- **CONSIGNE**:
Dans les enregistrements ci-dessous, recopiez à l'identique les lignes situées entre celle qui contient « list-item-label: For Operator » et celle qui contient « list-item: For Configuration », ces deux lignes comprises.

========================================================================

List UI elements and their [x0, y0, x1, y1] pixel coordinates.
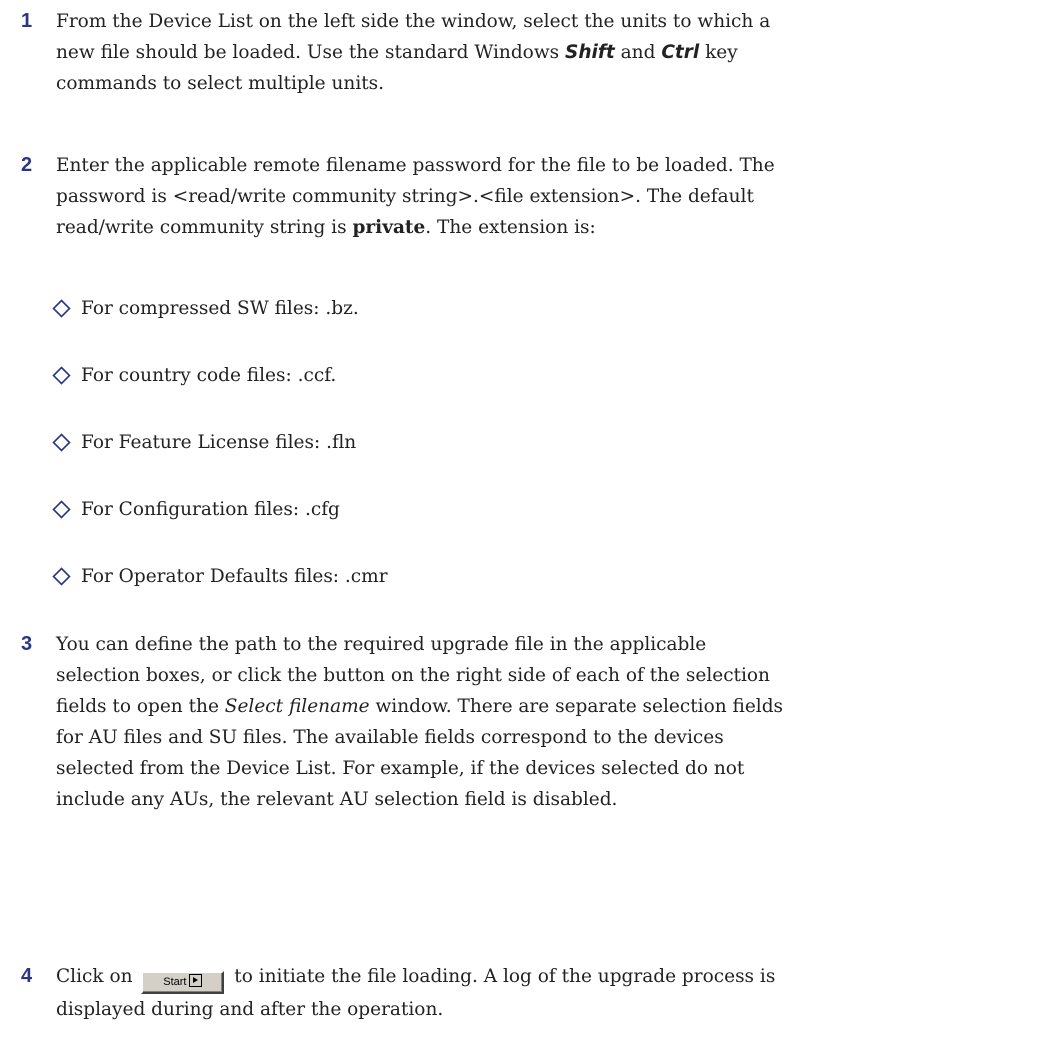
list-item-label: For Operator Defaults files: .cmr: [81, 566, 388, 587]
diamond-outline-icon: [52, 433, 71, 452]
text-run: and: [614, 42, 662, 63]
step-text: Click on Start to initiate the file load…: [56, 961, 1046, 1025]
step-number: 4: [21, 965, 33, 987]
text-line: selection boxes, or click the button on …: [56, 660, 1046, 691]
list-item-label: For compressed SW files: .bz.: [81, 298, 359, 319]
shift-key-name: Shift: [565, 42, 615, 63]
text-line: You can define the path to the required …: [56, 629, 1046, 660]
list-item: For Feature License files: .fln: [0, 427, 1051, 458]
list-item: For Operator Defaults files: .cmr: [0, 561, 1051, 592]
text-line: displayed during and after the operation…: [56, 994, 1046, 1025]
diamond-outline-icon: [52, 299, 71, 318]
step-text: You can define the path to the required …: [56, 629, 1046, 815]
text-run: . The extension is:: [425, 217, 596, 238]
start-button[interactable]: Start: [141, 971, 225, 994]
text-line: fields to open the Select filename windo…: [56, 691, 1046, 722]
text-run: key: [699, 42, 738, 63]
play-arrow-icon: [189, 974, 203, 987]
step-number: 3: [21, 633, 33, 655]
list-item: For Configuration files: .cfg: [0, 494, 1051, 525]
text-run: window. There are separate selection fie…: [369, 696, 784, 717]
diamond-outline-icon: [52, 366, 71, 385]
diamond-outline-icon: [52, 500, 71, 519]
step-number: 1: [21, 10, 33, 32]
text-line: for AU files and SU files. The available…: [56, 722, 1046, 753]
text-run: include any AUs, the relevant AU selecti…: [56, 789, 618, 810]
text-line: Enter the applicable remote filename pas…: [56, 150, 1046, 181]
text-run: password is <read/write community string…: [56, 186, 754, 207]
text-run: From the Device List on the left side th…: [56, 11, 771, 32]
step-text: From the Device List on the left side th…: [56, 6, 1046, 99]
document-page: 1 From the Device List on the left side …: [0, 0, 1051, 1041]
text-run: fields to open the: [56, 696, 225, 717]
default-community-string: private: [352, 217, 426, 238]
list-item: For country code files: .ccf.: [0, 360, 1051, 391]
text-line: From the Device List on the left side th…: [56, 6, 1046, 37]
text-line: selected from the Device List. For examp…: [56, 753, 1046, 784]
text-run: You can define the path to the required …: [56, 634, 707, 655]
select-filename-window-name: Select filename: [224, 696, 370, 717]
text-run: to initiate the file loading. A log of t…: [228, 966, 776, 987]
list-item: For compressed SW files: .bz.: [0, 293, 1051, 324]
list-item-label: For country code files: .ccf.: [81, 365, 337, 386]
text-run: commands to select multiple units.: [56, 73, 385, 94]
start-button-label: Start: [163, 976, 187, 988]
text-line: read/write community string is private. …: [56, 212, 1046, 243]
text-line: commands to select multiple units.: [56, 68, 1046, 99]
text-run: Click on: [56, 966, 139, 987]
text-run: selection boxes, or click the button on …: [56, 665, 770, 686]
text-run: Enter the applicable remote filename pas…: [56, 155, 775, 176]
diamond-outline-icon: [52, 567, 71, 586]
text-run: for AU files and SU files. The available…: [56, 727, 724, 748]
text-run: selected from the Device List. For examp…: [56, 758, 745, 779]
step-text: Enter the applicable remote filename pas…: [56, 150, 1046, 243]
step-number: 2: [21, 154, 33, 176]
text-line: include any AUs, the relevant AU selecti…: [56, 784, 1046, 815]
text-line: Click on Start to initiate the file load…: [56, 961, 1046, 994]
text-line: new file should be loaded. Use the stand…: [56, 37, 1046, 68]
text-run: new file should be loaded. Use the stand…: [56, 42, 566, 63]
list-item-label: For Configuration files: .cfg: [81, 499, 340, 520]
ctrl-key-name: Ctrl: [661, 42, 700, 63]
text-line: password is <read/write community string…: [56, 181, 1046, 212]
text-run: displayed during and after the operation…: [56, 999, 444, 1020]
list-item-label: For Feature License files: .fln: [81, 432, 357, 453]
text-run: read/write community string is: [56, 217, 353, 238]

========================================================================

- **RÉSULTAT OBTENU**:
list-item-label: For Operator Defaults files: .cmr: [81, 566, 388, 587]
diamond-outline-icon: [52, 433, 71, 452]
text-run: and: [614, 42, 662, 63]
step-text: Click on Start to initiate the file load…: [56, 961, 1046, 1025]
step-number: 4: [21, 965, 33, 987]
text-line: selection boxes, or click the button on …: [56, 660, 1046, 691]
list-item-label: For compressed SW files: .bz.: [81, 298, 359, 319]
shift-key-name: Shift: [565, 42, 615, 63]
text-line: You can define the path to the required …: [56, 629, 1046, 660]
list-item: For Feature License files: .fln: [0, 427, 1051, 458]
list-item: For Operator Defaults files: .cmr: [0, 561, 1051, 592]
text-line: displayed during and after the operation…: [56, 994, 1046, 1025]
diamond-outline-icon: [52, 299, 71, 318]
step-text: You can define the path to the required …: [56, 629, 1046, 815]
text-run: . The extension is:: [425, 217, 596, 238]
start-button[interactable]: Start: [141, 971, 225, 994]
text-line: fields to open the Select filename windo…: [56, 691, 1046, 722]
text-run: key: [699, 42, 738, 63]
play-arrow-icon: [189, 974, 203, 987]
step-number: 3: [21, 633, 33, 655]
list-item: For Configuration files: .cfg: [0, 494, 1051, 525]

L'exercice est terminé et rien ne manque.